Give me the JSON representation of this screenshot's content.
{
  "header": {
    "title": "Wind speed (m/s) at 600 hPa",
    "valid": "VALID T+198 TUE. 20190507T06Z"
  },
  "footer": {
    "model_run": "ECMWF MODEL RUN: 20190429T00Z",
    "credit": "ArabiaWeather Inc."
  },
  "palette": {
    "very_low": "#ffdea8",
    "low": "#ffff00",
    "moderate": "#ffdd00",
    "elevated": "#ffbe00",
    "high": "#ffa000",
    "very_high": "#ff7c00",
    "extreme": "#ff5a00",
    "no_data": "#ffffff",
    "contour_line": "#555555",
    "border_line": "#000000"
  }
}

THE PROBLEM: Output the records verbatim, from the first line to the last.

TASK RESPONSE:
Give me the JSON representation of this screenshot's content.
{
  "header": {
    "title": "Wind speed (m/s) at 600 hPa",
    "valid": "VALID T+198 TUE. 20190507T06Z"
  },
  "footer": {
    "model_run": "ECMWF MODEL RUN: 20190429T00Z",
    "credit": "ArabiaWeather Inc."
  },
  "palette": {
    "very_low": "#ffdea8",
    "low": "#ffff00",
    "moderate": "#ffdd00",
    "elevated": "#ffbe00",
    "high": "#ffa000",
    "very_high": "#ff7c00",
    "extreme": "#ff5a00",
    "no_data": "#ffffff",
    "contour_line": "#555555",
    "border_line": "#000000"
  }
}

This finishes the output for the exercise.